**Passage to read:**
I have a UIScrollView with a custom content view that uses drawRect to display its contents.

In my drawRect method I respect the passed CGRect parameter and only draw what's needed.

However, each time the drawRect is called it is passed the entire bounds of the view, even if it is several thousand pixels, and I'm worried about performance and memory use. Is there any way to make a UIScrollView limit this, or am I worrying too much over nothing?

Also, I've tried using CATiledLayer as the layer, and while this corrects the passed rect, it feels like I'm misusing the class. Also, the view still keeps all the pixels backed as far as I can tell. (Even if it doesn't draw some of them right away)

+1  A: 

using CATiledLayer is probably the best option. I'm familiar with CATiledLayer as a concept, but never used it myself, so I'm not going to say anything about that. What I can say, is that if you subclass the UIScrollView and implement

layoutSubviews

you should be able to redraw the subviews toll-free with good performance, as long as you implement a construction using

CGRectIntersectsRect()

**Study material:**

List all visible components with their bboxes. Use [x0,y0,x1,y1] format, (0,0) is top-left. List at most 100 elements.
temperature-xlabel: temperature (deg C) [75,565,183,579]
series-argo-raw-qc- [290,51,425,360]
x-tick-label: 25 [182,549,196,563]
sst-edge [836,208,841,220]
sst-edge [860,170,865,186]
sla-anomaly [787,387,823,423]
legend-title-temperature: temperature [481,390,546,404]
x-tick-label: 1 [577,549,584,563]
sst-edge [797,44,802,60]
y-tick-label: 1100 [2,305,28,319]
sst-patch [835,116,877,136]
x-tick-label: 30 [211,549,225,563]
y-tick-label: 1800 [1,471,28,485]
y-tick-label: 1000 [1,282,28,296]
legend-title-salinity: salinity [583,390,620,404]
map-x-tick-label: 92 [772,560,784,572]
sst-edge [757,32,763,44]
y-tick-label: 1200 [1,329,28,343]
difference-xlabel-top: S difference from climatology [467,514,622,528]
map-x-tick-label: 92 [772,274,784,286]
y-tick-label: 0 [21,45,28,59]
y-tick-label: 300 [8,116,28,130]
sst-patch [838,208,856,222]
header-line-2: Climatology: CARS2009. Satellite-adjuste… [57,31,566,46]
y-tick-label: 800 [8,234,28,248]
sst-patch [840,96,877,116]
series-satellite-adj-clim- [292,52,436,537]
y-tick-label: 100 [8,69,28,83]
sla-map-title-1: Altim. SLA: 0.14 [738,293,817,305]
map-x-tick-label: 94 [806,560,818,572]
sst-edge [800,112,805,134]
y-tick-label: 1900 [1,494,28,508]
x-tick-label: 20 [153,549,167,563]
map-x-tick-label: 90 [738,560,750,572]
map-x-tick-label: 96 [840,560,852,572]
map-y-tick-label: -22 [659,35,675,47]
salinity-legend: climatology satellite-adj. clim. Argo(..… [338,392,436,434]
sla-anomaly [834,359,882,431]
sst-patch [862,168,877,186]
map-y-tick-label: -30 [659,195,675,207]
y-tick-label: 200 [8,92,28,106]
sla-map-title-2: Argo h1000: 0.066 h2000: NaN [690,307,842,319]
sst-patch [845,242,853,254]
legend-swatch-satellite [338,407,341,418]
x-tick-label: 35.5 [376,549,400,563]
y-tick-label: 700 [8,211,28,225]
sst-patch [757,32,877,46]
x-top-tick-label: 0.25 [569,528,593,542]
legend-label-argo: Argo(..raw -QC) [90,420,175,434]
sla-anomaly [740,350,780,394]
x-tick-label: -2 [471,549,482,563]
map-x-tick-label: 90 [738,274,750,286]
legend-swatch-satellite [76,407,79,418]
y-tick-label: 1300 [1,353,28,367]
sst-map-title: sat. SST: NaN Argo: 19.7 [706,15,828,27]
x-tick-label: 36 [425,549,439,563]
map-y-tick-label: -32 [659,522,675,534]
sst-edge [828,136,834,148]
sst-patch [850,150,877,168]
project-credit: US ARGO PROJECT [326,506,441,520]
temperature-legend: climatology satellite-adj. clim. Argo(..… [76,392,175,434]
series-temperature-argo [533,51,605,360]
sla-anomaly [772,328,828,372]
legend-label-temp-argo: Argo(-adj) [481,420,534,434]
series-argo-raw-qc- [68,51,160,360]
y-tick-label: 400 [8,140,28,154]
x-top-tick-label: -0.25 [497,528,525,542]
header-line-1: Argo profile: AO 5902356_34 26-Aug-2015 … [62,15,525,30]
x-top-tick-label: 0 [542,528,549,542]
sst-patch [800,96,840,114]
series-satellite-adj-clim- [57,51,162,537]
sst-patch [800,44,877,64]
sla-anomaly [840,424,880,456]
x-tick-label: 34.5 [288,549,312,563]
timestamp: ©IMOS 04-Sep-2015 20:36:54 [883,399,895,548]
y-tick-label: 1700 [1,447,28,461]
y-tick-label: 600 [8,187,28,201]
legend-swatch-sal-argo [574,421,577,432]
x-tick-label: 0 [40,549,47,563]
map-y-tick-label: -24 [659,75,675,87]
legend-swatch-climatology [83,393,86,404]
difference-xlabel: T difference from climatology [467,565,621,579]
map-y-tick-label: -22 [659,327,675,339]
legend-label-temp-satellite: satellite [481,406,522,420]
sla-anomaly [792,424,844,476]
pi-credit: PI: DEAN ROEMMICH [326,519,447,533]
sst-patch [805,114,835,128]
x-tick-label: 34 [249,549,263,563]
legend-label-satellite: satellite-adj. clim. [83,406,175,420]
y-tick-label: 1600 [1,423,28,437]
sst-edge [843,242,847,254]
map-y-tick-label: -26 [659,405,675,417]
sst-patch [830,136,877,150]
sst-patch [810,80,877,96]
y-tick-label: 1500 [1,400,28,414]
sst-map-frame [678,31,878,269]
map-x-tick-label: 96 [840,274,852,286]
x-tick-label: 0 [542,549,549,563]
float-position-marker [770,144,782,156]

**Work task 1:**
Decide whether each statement agrees with the text about UIScrollView drawing. Answer yes or no for each, and quote the words from the text that settle it.
(a) The asker found that using CATiledLayer corrects the rect passed to drawRect.
(b) The person answering has used CATiledLayer in their own work.
(c) Each call to drawRect receives only the visible part of the view.
**Work task 2:**
In the text about UIScrollView drawing, which method does the answer say to implement after subclassing UIScrollView?
**Work task 3:**
Pick up the text about UIScrollView drawing right after its last line, "CGRectIntersectsRect()", and continue the answer.

**Expected output 1:**
(a) Yes: "while this corrects the passed rect"
(b) No: "never used it myself"
(c) No: "it is passed the entire bounds of the view"

**Expected output 2:**
layoutSubviews

**Expected output 3:**
In which you can see if the current visible rect, in the case of a subclass

[self bounds]

intersects with the rect of the object you want to draw. if it doesn't, you can choose to ignore the object or even (if it is already on the scrollview) remove it from superview. if it does, you can place the object on superview.

again, CATiledLayer is a way better solution, but if you feel like you are misusing it, try the approach I described.

MiRAGe
I think I can make this work. I need to break the large view up into smaller views, then have some method of reusing them (like UITableView does). The reason I didn't want to use CATiledLayer is that it automatically includes drawing in a background thread, which wasn't what I wanted.